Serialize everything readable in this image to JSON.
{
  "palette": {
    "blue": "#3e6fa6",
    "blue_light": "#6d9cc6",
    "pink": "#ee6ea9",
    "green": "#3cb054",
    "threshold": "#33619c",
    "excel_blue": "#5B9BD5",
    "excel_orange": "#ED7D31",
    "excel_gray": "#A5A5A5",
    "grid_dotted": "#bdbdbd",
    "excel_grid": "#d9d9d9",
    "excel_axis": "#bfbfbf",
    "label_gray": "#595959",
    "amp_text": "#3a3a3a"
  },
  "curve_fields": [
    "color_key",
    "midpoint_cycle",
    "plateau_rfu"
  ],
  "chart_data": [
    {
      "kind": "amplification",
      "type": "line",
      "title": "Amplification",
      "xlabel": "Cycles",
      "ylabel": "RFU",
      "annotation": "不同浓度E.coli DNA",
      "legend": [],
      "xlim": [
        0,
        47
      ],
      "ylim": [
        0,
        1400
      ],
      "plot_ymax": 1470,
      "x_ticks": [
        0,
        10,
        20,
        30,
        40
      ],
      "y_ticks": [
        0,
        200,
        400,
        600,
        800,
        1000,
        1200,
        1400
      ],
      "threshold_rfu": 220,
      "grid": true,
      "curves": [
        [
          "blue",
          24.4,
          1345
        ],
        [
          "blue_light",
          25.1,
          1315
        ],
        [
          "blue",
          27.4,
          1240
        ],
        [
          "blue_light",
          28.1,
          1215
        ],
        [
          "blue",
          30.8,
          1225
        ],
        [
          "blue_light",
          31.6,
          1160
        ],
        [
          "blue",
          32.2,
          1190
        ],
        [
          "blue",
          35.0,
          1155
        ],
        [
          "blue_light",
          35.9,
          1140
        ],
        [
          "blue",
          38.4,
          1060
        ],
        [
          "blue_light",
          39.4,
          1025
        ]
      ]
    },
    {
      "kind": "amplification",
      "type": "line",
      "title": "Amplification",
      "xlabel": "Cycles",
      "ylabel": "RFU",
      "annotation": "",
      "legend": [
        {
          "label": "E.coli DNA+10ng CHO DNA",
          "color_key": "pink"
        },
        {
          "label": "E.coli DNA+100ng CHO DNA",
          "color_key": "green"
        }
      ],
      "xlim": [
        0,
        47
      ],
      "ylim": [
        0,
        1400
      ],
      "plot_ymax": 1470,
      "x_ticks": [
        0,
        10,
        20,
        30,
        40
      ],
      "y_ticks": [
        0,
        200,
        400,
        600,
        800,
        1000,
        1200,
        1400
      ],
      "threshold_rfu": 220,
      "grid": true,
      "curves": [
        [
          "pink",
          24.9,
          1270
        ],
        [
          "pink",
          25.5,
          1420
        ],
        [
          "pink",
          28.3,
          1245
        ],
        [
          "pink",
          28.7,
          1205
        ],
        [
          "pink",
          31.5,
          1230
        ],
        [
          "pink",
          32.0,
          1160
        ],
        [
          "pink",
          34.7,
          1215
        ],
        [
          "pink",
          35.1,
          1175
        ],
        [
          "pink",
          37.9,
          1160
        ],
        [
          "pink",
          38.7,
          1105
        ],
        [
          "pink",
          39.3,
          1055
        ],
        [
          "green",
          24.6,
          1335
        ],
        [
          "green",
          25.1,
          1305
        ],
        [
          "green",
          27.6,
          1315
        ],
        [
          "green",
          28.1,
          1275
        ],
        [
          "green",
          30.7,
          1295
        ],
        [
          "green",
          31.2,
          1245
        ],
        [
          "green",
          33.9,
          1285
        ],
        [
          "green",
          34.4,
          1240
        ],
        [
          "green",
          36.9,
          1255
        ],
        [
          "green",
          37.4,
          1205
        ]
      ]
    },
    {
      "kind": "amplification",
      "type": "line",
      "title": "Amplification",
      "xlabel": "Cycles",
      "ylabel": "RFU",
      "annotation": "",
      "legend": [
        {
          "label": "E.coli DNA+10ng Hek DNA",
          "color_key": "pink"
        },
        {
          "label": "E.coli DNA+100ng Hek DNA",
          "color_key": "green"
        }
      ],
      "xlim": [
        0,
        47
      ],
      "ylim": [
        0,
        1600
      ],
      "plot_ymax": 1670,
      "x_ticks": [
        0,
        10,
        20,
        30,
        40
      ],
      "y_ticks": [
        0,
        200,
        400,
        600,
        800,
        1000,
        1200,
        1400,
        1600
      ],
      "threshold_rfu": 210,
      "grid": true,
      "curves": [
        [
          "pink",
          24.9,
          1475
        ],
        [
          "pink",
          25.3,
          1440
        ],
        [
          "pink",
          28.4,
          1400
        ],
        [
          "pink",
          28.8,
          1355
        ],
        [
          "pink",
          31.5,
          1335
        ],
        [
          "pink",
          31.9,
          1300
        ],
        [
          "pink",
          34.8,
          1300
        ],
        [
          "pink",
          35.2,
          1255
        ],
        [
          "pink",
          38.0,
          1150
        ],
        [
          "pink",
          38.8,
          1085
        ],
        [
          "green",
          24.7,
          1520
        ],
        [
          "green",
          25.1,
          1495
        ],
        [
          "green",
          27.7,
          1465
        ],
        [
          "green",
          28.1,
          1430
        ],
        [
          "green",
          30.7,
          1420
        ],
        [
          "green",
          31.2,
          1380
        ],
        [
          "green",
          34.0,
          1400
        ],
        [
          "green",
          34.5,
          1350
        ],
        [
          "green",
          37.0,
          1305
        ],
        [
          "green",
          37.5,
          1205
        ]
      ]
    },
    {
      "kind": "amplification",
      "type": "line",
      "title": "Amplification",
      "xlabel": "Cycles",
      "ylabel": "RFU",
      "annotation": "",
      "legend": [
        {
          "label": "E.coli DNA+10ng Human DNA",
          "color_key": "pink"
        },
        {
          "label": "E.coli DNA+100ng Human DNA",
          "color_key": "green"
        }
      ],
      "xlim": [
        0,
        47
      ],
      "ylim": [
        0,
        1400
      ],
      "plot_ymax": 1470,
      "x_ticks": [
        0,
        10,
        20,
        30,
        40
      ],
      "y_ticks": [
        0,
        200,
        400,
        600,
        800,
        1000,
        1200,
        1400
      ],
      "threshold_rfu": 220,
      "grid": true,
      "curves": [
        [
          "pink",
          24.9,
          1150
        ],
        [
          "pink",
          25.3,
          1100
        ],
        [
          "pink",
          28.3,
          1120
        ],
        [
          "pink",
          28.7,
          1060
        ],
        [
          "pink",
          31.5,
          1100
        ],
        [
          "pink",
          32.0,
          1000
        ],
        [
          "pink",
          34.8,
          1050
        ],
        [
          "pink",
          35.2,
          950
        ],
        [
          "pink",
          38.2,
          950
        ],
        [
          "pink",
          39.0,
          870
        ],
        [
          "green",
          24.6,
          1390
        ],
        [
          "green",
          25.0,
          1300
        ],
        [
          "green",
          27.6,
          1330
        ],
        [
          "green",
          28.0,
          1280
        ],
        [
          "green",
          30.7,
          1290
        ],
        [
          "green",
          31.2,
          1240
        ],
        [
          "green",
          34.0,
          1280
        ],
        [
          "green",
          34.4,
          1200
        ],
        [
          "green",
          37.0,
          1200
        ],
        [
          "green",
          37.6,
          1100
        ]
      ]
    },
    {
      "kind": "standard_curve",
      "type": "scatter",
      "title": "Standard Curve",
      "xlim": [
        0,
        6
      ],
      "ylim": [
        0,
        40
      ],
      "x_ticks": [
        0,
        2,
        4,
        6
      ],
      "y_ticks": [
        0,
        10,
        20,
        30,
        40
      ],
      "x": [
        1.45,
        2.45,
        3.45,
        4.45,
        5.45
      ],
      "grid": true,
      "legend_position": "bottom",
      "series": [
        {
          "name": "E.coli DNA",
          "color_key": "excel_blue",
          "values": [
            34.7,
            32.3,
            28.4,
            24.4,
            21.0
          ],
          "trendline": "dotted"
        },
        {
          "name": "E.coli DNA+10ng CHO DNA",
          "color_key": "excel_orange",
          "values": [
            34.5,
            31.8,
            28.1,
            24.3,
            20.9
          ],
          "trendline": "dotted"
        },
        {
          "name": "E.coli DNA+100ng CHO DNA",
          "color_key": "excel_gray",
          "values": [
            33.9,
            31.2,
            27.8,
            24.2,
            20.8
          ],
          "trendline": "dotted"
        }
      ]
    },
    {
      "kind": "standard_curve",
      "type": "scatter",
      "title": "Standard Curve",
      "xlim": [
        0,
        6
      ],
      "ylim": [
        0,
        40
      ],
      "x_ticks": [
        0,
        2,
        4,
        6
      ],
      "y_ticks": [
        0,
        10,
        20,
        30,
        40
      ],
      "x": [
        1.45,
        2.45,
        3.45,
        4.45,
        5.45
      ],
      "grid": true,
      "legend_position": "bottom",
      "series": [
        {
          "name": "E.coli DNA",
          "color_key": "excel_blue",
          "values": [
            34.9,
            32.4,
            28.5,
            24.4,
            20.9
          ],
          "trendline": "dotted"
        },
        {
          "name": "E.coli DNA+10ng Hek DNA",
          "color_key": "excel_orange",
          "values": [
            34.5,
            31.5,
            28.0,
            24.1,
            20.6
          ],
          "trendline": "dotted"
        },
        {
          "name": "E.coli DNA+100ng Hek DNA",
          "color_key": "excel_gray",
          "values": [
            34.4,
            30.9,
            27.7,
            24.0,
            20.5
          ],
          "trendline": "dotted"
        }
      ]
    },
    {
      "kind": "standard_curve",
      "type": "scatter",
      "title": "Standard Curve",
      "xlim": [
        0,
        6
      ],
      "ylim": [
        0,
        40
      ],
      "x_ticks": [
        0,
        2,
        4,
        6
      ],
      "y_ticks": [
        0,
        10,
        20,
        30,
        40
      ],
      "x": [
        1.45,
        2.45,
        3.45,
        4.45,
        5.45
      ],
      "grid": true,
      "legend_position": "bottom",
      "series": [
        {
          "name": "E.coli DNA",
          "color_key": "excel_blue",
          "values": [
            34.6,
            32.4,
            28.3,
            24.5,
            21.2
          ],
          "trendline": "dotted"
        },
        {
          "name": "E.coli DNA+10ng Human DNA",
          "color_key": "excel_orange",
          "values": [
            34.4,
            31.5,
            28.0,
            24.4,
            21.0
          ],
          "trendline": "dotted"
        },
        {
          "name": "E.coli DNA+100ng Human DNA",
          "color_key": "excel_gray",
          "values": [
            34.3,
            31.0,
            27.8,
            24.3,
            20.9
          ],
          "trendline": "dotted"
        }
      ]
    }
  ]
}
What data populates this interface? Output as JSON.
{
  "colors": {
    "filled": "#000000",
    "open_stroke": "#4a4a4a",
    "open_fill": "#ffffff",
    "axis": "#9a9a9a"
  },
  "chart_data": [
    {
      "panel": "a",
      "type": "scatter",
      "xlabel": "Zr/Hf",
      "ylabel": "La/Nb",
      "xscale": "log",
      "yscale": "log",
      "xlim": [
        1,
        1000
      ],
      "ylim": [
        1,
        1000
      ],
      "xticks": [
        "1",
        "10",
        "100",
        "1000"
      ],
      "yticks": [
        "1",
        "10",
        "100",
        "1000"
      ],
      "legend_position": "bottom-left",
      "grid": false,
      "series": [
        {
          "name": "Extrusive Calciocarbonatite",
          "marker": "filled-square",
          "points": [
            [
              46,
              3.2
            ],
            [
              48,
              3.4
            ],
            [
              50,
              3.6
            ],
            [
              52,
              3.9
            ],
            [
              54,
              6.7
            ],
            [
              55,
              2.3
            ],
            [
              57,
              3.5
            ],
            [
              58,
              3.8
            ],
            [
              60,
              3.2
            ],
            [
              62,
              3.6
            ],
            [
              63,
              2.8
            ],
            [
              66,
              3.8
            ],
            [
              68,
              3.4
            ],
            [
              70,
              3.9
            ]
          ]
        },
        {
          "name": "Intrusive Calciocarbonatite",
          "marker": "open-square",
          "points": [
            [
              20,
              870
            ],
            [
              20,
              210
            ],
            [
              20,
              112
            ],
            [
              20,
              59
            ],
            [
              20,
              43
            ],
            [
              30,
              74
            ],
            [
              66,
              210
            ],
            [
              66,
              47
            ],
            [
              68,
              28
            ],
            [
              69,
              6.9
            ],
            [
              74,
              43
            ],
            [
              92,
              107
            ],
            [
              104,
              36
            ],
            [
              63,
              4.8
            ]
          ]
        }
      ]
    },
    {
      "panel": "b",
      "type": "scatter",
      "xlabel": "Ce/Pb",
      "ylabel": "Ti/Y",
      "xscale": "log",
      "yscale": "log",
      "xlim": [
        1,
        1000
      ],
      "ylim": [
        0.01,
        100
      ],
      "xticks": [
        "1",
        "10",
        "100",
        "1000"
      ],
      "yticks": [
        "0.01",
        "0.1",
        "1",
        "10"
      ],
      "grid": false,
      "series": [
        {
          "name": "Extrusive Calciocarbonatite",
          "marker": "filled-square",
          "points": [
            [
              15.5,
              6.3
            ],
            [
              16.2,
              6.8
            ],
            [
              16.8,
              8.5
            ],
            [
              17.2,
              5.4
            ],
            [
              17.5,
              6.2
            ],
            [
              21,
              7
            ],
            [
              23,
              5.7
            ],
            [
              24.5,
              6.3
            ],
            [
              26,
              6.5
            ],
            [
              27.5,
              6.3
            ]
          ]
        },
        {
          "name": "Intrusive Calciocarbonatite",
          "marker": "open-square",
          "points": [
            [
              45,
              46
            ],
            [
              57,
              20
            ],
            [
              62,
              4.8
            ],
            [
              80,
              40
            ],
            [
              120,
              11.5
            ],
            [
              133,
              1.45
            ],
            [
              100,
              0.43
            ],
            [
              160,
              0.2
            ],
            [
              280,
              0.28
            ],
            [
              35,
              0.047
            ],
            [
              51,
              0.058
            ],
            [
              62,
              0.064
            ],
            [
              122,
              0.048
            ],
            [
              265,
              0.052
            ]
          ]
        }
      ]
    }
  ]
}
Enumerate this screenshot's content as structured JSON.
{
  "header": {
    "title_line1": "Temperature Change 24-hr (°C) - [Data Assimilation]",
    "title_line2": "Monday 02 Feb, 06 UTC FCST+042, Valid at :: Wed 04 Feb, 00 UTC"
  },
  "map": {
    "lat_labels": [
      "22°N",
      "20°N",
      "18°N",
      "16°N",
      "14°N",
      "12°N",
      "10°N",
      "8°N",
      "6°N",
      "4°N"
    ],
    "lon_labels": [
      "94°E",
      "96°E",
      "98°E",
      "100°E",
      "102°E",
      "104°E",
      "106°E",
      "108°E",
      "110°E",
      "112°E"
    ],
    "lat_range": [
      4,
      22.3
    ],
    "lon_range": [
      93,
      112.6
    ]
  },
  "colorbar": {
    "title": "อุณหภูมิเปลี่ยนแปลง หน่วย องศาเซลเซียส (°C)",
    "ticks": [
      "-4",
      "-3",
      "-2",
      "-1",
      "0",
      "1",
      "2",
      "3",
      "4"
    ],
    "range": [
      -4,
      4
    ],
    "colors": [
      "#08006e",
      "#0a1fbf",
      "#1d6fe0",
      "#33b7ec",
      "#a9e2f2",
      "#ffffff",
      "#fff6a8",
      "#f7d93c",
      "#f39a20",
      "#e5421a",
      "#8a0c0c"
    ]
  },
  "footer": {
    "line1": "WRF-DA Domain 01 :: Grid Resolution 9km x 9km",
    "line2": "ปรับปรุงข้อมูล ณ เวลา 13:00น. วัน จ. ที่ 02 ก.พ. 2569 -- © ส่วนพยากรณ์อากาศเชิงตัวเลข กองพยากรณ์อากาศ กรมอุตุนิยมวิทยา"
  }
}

# # #

### Problem to solve
Write out the lines above from the one containing "Enumerate this screenshot's" through the last, exactly as they are.

### Output for this exercise
Enumerate this screenshot's content as structured JSON.
{
  "header": {
    "title_line1": "Temperature Change 24-hr (°C) - [Data Assimilation]",
    "title_line2": "Monday 02 Feb, 06 UTC FCST+042, Valid at :: Wed 04 Feb, 00 UTC"
  },
  "map": {
    "lat_labels": [
      "22°N",
      "20°N",
      "18°N",
      "16°N",
      "14°N",
      "12°N",
      "10°N",
      "8°N",
      "6°N",
      "4°N"
    ],
    "lon_labels": [
      "94°E",
      "96°E",
      "98°E",
      "100°E",
      "102°E",
      "104°E",
      "106°E",
      "108°E",
      "110°E",
      "112°E"
    ],
    "lat_range": [
      4,
      22.3
    ],
    "lon_range": [
      93,
      112.6
    ]
  },
  "colorbar": {
    "title": "อุณหภูมิเปลี่ยนแปลง หน่วย องศาเซลเซียส (°C)",
    "ticks": [
      "-4",
      "-3",
      "-2",
      "-1",
      "0",
      "1",
      "2",
      "3",
      "4"
    ],
    "range": [
      -4,
      4
    ],
    "colors": [
      "#08006e",
      "#0a1fbf",
      "#1d6fe0",
      "#33b7ec",
      "#a9e2f2",
      "#ffffff",
      "#fff6a8",
      "#f7d93c",
      "#f39a20",
      "#e5421a",
      "#8a0c0c"
    ]
  },
  "footer": {
    "line1": "WRF-DA Domain 01 :: Grid Resolution 9km x 9km",
    "line2": "ปรับปรุงข้อมูล ณ เวลา 13:00น. วัน จ. ที่ 02 ก.พ. 2569 -- © ส่วนพยากรณ์อากาศเชิงตัวเลข กองพยากรณ์อากาศ กรมอุตุนิยมวิทยา"
  }
}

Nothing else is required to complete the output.